■ Records to process ■
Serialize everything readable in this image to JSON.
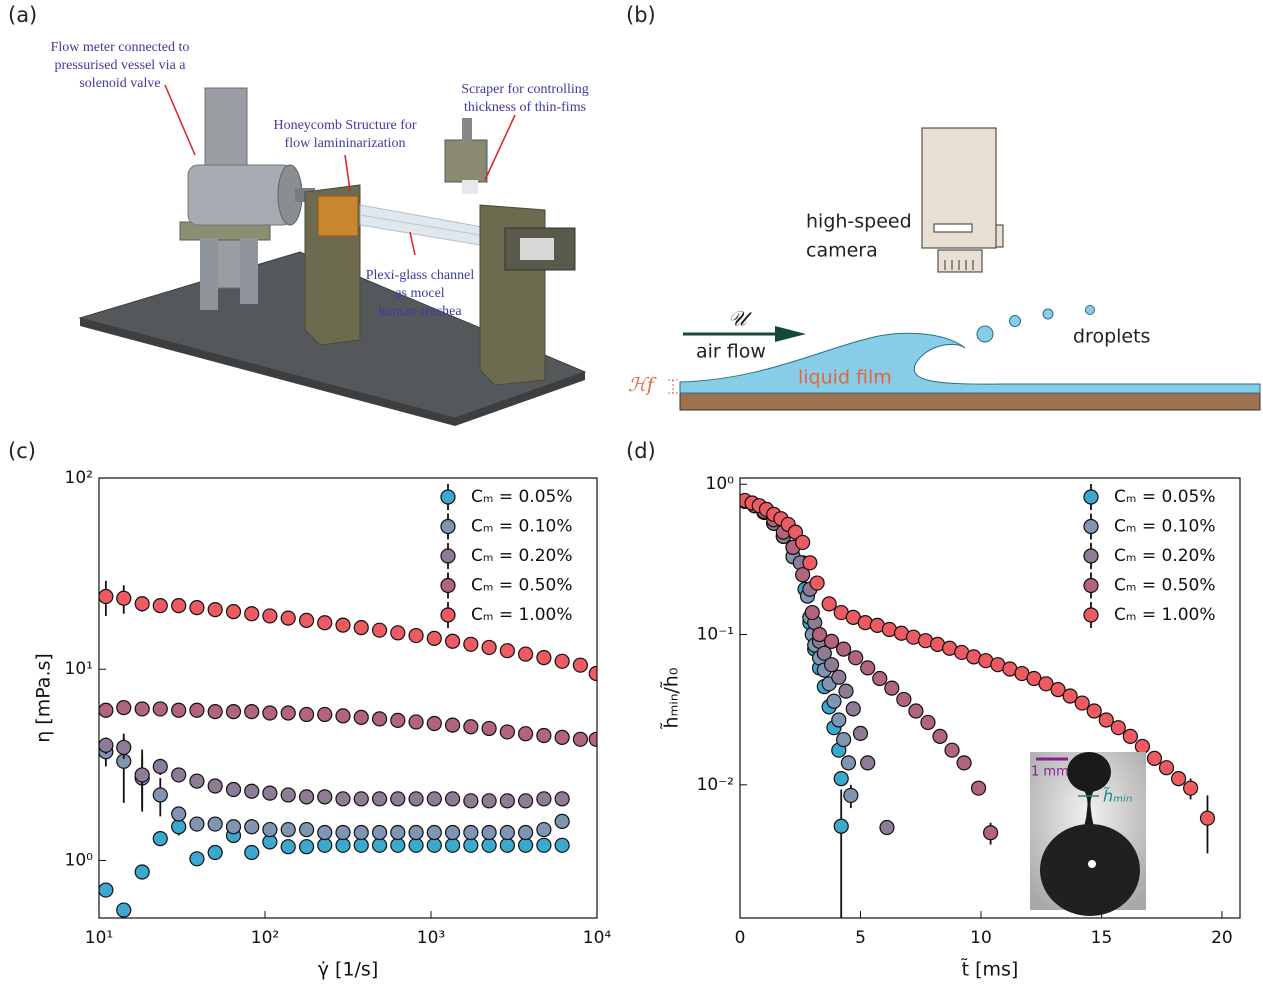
{
  "figure": {
    "panel_labels": [
      "(a)",
      "(b)",
      "(c)",
      "(d)"
    ],
    "a": {
      "annotations": [
        [
          "Flow meter connected to",
          "pressurised vessel via a",
          "solenoid valve"
        ],
        [
          "Honeycomb Structure for",
          "flow lamininarization"
        ],
        [
          "Scraper for controlling",
          "thickness of thin-fims"
        ],
        [
          "Plexi-glass channel",
          "as mocel",
          "human-trachea"
        ]
      ]
    },
    "b": {
      "camera": [
        "high-speed",
        "camera"
      ],
      "droplets": "droplets",
      "velocity": "𝒰",
      "air_flow": "air flow",
      "film": "liquid film",
      "thickness": "ℋf"
    },
    "inset": {
      "scale": "1 mm",
      "label": "h̃ₘᵢₙ"
    }
  },
  "chart_data": [
    {
      "type": "scatter",
      "log_x": true,
      "log_y": true,
      "legend": "upper right",
      "x_label": "γ̇ [1/s]",
      "y_label": "η [mPa.s]",
      "xlim": [
        10,
        10000
      ],
      "ylim": [
        0.5,
        100
      ],
      "xticks": [
        {
          "value": 10,
          "label": "10¹"
        },
        {
          "value": 100,
          "label": "10²"
        },
        {
          "value": 1000,
          "label": "10³"
        },
        {
          "value": 10000,
          "label": "10⁴"
        }
      ],
      "yticks": [
        {
          "value": 1,
          "label": "10⁰"
        },
        {
          "value": 10,
          "label": "10¹"
        },
        {
          "value": 100,
          "label": "10²"
        }
      ],
      "x": [
        11.0,
        14.1,
        18.2,
        23.4,
        30.2,
        38.9,
        50.1,
        64.6,
        83.2,
        107,
        138,
        178,
        229,
        295,
        380,
        490,
        631,
        813,
        1047,
        1349,
        1738,
        2239,
        2884,
        3715,
        4786,
        6166,
        7943,
        9900
      ],
      "series": [
        {
          "name": "Cₘ = 0.05%",
          "color": "#3aa8cf",
          "values": [
            0.7,
            0.55,
            0.87,
            1.3,
            1.5,
            1.02,
            1.1,
            1.35,
            1.1,
            1.25,
            1.18,
            1.18,
            1.2,
            1.2,
            1.2,
            1.2,
            1.2,
            1.2,
            1.2,
            1.2,
            1.2,
            1.2,
            1.2,
            1.2,
            1.2,
            1.2,
            null,
            null
          ],
          "errors": [
            0.05,
            null,
            0.05,
            0.1,
            0.15,
            null,
            null,
            null,
            null,
            null,
            null,
            null,
            null,
            null,
            null,
            null,
            null,
            null,
            null,
            null,
            null,
            null,
            null,
            null,
            null,
            null,
            null,
            null
          ]
        },
        {
          "name": "Cₘ = 0.10%",
          "color": "#7f95b2",
          "values": [
            3.7,
            3.3,
            2.7,
            2.2,
            1.75,
            1.55,
            1.55,
            1.5,
            1.5,
            1.45,
            1.45,
            1.45,
            1.4,
            1.4,
            1.4,
            1.4,
            1.4,
            1.4,
            1.4,
            1.4,
            1.4,
            1.4,
            1.4,
            1.4,
            1.45,
            1.6,
            null,
            null
          ],
          "errors": [
            0.6,
            1.3,
            0.8,
            0.5,
            0.15,
            null,
            null,
            null,
            null,
            null,
            null,
            null,
            null,
            null,
            null,
            null,
            null,
            null,
            null,
            null,
            null,
            null,
            null,
            null,
            null,
            null,
            null,
            null
          ]
        },
        {
          "name": "Cₘ = 0.20%",
          "color": "#8e7c96",
          "values": [
            4.0,
            3.9,
            2.8,
            3.1,
            2.8,
            2.6,
            2.45,
            2.35,
            2.3,
            2.25,
            2.2,
            2.15,
            2.15,
            2.1,
            2.1,
            2.1,
            2.1,
            2.1,
            2.1,
            2.1,
            2.05,
            2.05,
            2.05,
            2.05,
            2.1,
            2.1,
            null,
            null
          ],
          "errors": [
            0.4,
            0.5,
            1.0,
            0.3,
            null,
            null,
            null,
            null,
            null,
            null,
            null,
            null,
            null,
            null,
            null,
            null,
            null,
            null,
            null,
            null,
            null,
            null,
            null,
            null,
            null,
            null,
            null,
            null
          ]
        },
        {
          "name": "Cₘ = 0.50%",
          "color": "#b2647c",
          "values": [
            6.1,
            6.3,
            6.2,
            6.2,
            6.1,
            6.1,
            6.0,
            6.0,
            6.0,
            5.9,
            5.9,
            5.8,
            5.8,
            5.7,
            5.6,
            5.5,
            5.4,
            5.3,
            5.2,
            5.1,
            5.0,
            4.9,
            4.7,
            4.6,
            4.5,
            4.4,
            4.3,
            4.3
          ],
          "errors": [
            0.3,
            0.3,
            null,
            null,
            null,
            null,
            null,
            null,
            null,
            null,
            null,
            null,
            null,
            null,
            null,
            null,
            null,
            null,
            null,
            null,
            null,
            null,
            null,
            null,
            null,
            null,
            null,
            null
          ]
        },
        {
          "name": "Cₘ = 1.00%",
          "color": "#ee5a62",
          "values": [
            24,
            23.5,
            22,
            21.5,
            21.5,
            21,
            20.5,
            20,
            19.5,
            19,
            18.5,
            18,
            17.5,
            17,
            16.5,
            16,
            15.5,
            15,
            14.5,
            14,
            13.5,
            13,
            12.5,
            12,
            11.5,
            11,
            10.5,
            9.5
          ],
          "errors": [
            5,
            4,
            2,
            1.5,
            1.5,
            null,
            null,
            null,
            null,
            null,
            null,
            null,
            null,
            null,
            null,
            null,
            null,
            null,
            null,
            null,
            null,
            null,
            null,
            null,
            null,
            null,
            null,
            null
          ]
        }
      ]
    },
    {
      "type": "scatter",
      "log_y": true,
      "legend": "upper right",
      "x_label": "t̃ [ms]",
      "y_label": "h̃ₘᵢₙ/h̃₀",
      "xlim": [
        0,
        20.75
      ],
      "ylim": [
        0.0013,
        1.1
      ],
      "xticks": [
        0,
        5,
        10,
        15,
        20
      ],
      "yticks": [
        {
          "value": 0.01,
          "label": "10⁻²"
        },
        {
          "value": 0.1,
          "label": "10⁻¹"
        },
        {
          "value": 1,
          "label": "10⁰"
        }
      ],
      "series": [
        {
          "name": "Cₘ = 0.05%",
          "color": "#3aa8cf",
          "x": [
            0.2,
            0.6,
            1.0,
            1.4,
            1.8,
            2.2,
            2.7,
            2.9,
            3.1,
            3.3,
            3.5,
            3.7,
            3.9,
            4.1,
            4.2,
            4.2
          ],
          "values": [
            0.77,
            0.72,
            0.65,
            0.55,
            0.45,
            0.33,
            0.2,
            0.12,
            0.08,
            0.06,
            0.045,
            0.033,
            0.024,
            0.017,
            0.011,
            0.0053
          ],
          "errors": [
            null,
            null,
            null,
            null,
            null,
            null,
            null,
            null,
            null,
            null,
            null,
            null,
            null,
            null,
            null,
            0.004
          ]
        },
        {
          "name": "Cₘ = 0.10%",
          "color": "#7f95b2",
          "x": [
            0.2,
            0.6,
            1.0,
            1.4,
            1.8,
            2.2,
            2.6,
            2.8,
            2.9,
            3.0,
            3.1,
            3.3,
            3.5,
            3.7,
            3.9,
            4.1,
            4.3,
            4.5,
            4.6
          ],
          "values": [
            0.77,
            0.72,
            0.65,
            0.55,
            0.45,
            0.33,
            0.3,
            0.18,
            0.13,
            0.1,
            0.085,
            0.07,
            0.058,
            0.047,
            0.036,
            0.027,
            0.02,
            0.014,
            0.0085
          ],
          "errors": [
            null,
            null,
            null,
            null,
            null,
            null,
            null,
            null,
            null,
            null,
            null,
            null,
            null,
            null,
            null,
            null,
            null,
            null,
            0.0015
          ]
        },
        {
          "name": "Cₘ = 0.20%",
          "color": "#8e7c96",
          "x": [
            0.2,
            0.6,
            1.0,
            1.4,
            1.8,
            2.2,
            2.5,
            2.9,
            3.1,
            3.3,
            3.5,
            3.8,
            4.1,
            4.4,
            4.7,
            5.0,
            5.3,
            6.1
          ],
          "values": [
            0.77,
            0.72,
            0.65,
            0.55,
            0.45,
            0.38,
            0.3,
            0.2,
            0.12,
            0.09,
            0.075,
            0.063,
            0.052,
            0.042,
            0.032,
            0.022,
            0.014,
            0.0052
          ]
        },
        {
          "name": "Cₘ = 0.50%",
          "color": "#b2647c",
          "x": [
            0.2,
            0.6,
            1.0,
            1.4,
            1.8,
            2.2,
            2.6,
            3.0,
            3.3,
            3.8,
            4.3,
            4.8,
            5.3,
            5.8,
            6.3,
            6.8,
            7.3,
            7.8,
            8.3,
            8.8,
            9.3,
            9.9,
            10.4
          ],
          "values": [
            0.77,
            0.72,
            0.66,
            0.58,
            0.48,
            0.38,
            0.25,
            0.14,
            0.1,
            0.09,
            0.08,
            0.07,
            0.06,
            0.051,
            0.044,
            0.037,
            0.031,
            0.026,
            0.021,
            0.017,
            0.014,
            0.0095,
            0.0048
          ],
          "errors": [
            null,
            null,
            null,
            null,
            null,
            null,
            null,
            null,
            null,
            null,
            null,
            null,
            null,
            null,
            null,
            null,
            null,
            null,
            null,
            null,
            null,
            null,
            0.0008
          ]
        },
        {
          "name": "Cₘ = 1.00%",
          "color": "#ee5a62",
          "x": [
            0.2,
            0.5,
            0.8,
            1.1,
            1.4,
            1.7,
            2.0,
            2.3,
            2.6,
            2.9,
            3.2,
            3.7,
            4.2,
            4.7,
            5.2,
            5.7,
            6.2,
            6.7,
            7.2,
            7.7,
            8.2,
            8.7,
            9.2,
            9.7,
            10.2,
            10.7,
            11.2,
            11.7,
            12.2,
            12.7,
            13.2,
            13.7,
            14.2,
            14.7,
            15.2,
            15.7,
            16.2,
            16.7,
            17.2,
            17.7,
            18.2,
            18.7,
            19.4
          ],
          "values": [
            0.78,
            0.75,
            0.72,
            0.68,
            0.63,
            0.59,
            0.54,
            0.48,
            0.41,
            0.3,
            0.22,
            0.16,
            0.14,
            0.13,
            0.12,
            0.115,
            0.108,
            0.102,
            0.096,
            0.091,
            0.086,
            0.081,
            0.076,
            0.071,
            0.067,
            0.063,
            0.059,
            0.055,
            0.051,
            0.047,
            0.043,
            0.039,
            0.035,
            0.031,
            0.027,
            0.024,
            0.021,
            0.018,
            0.015,
            0.013,
            0.011,
            0.0095,
            0.006
          ],
          "errors": [
            null,
            null,
            null,
            null,
            null,
            null,
            null,
            null,
            null,
            null,
            null,
            null,
            null,
            null,
            null,
            null,
            null,
            null,
            null,
            null,
            null,
            null,
            null,
            null,
            null,
            null,
            null,
            null,
            null,
            null,
            null,
            null,
            null,
            null,
            null,
            null,
            null,
            null,
            null,
            null,
            null,
            0.0015,
            0.0025
          ]
        }
      ]
    }
  ]
}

■ Prompt ■
Out of the records, collect only those lines that contain the string "thickness".

■ Solution below ■
          "thickness of thin-fims"
      "thickness": "ℋf"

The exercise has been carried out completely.